=== Document excerpt ===
First Integer Neighbor Clustering Hierarchy (FINCH) Algorithm

alt text

FINCH is a parameter-free fast and scalable clustering algorithm. it stands out for its speed and clustering quality. The algorithm is described in our paper Efficient Parameter-free Clustering Using First Neighbor Relations published in CVPR 2019 . Read Paper.

Installation

The project is available in PyPI. To install run:

pip install finch-clust

Optional. Install PyNNDescent to get first neighbours for large data

To install finch with pynndescent run:

pip install "finch-clust[ann]"

Usage:

typically you would run:

from finch import FINCH
c, num_clust, req_c = FINCH(data)

You can set options e.g., required number of cluster or distance etc,

c, num_clust, req_c = FINCH(data, initial_rank=None, req_clust=None, distance='cosine', verbose=True)

=== Tasks to carry out ===
#1 List every keyword argument passed to FINCH in the last code line of the FINCH excerpt.
#2 According to the FINCH excerpt, at which conference and in what year was the paper describing the algorithm published?
#3 Copy the FINCH excerpt from "Optional. Install PyNNDescent" to "req_c = FINCH(data)".
The material after this point is unrelated to the FINCH excerpt.

=== Input data ===
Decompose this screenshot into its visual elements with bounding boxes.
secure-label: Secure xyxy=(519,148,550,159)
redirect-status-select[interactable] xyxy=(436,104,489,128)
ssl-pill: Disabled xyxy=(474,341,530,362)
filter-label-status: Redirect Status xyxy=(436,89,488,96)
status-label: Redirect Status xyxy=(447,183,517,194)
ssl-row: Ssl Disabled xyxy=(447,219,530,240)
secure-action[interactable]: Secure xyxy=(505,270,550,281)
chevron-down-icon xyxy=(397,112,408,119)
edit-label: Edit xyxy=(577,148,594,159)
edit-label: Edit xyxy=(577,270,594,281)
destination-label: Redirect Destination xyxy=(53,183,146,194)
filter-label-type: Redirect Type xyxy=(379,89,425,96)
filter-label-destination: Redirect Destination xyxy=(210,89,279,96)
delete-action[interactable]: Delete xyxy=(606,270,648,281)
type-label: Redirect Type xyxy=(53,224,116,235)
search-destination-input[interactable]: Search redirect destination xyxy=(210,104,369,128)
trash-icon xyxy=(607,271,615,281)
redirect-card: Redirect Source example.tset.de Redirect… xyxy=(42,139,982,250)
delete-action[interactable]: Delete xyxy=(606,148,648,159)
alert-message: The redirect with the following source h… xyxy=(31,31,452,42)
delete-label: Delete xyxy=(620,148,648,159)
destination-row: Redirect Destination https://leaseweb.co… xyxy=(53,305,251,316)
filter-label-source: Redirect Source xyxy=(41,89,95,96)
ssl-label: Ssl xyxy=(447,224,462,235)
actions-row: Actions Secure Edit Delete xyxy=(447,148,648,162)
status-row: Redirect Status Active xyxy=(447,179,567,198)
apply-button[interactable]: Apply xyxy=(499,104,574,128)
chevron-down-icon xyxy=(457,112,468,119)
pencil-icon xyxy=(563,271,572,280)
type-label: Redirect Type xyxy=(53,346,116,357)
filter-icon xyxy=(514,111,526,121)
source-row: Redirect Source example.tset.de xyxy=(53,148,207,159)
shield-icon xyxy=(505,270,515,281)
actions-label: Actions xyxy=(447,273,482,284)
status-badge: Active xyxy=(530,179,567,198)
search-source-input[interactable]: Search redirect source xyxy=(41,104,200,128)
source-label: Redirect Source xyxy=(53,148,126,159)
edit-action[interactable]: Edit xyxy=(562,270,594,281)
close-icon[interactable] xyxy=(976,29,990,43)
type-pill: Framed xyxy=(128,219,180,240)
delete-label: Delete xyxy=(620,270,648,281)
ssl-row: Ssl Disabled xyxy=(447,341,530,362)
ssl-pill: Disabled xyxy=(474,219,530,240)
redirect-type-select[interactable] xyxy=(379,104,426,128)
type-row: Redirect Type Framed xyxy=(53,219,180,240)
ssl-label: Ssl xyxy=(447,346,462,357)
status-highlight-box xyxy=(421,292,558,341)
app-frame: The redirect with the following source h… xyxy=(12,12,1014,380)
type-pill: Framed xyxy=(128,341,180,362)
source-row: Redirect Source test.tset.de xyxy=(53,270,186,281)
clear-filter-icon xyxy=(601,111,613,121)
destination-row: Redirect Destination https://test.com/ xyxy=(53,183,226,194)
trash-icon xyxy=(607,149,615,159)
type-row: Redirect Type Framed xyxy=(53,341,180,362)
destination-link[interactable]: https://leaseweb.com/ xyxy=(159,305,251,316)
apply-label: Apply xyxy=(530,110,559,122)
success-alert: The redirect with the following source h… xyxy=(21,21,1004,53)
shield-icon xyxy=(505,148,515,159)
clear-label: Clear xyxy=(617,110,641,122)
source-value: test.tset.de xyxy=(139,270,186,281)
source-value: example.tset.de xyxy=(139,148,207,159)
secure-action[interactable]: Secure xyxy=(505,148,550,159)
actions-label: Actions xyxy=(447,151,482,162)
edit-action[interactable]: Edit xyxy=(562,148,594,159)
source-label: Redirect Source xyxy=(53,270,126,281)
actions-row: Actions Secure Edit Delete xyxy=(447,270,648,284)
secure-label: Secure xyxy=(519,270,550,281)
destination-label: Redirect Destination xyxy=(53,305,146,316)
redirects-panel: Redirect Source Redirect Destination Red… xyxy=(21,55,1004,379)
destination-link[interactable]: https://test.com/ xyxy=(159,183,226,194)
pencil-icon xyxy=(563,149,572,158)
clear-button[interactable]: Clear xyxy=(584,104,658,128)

=== Task-by-task outputs ===
#1 initial_rank, req_clust, distance, verbose

#2 CVPR 2019

#3
Optional. Install PyNNDescent to get first neighbours for large data

To install finch with pynndescent run:

pip install "finch-clust[ann]"

Usage:

typically you would run:

from finch import FINCH
c, num_clust, req_c = FINCH(data)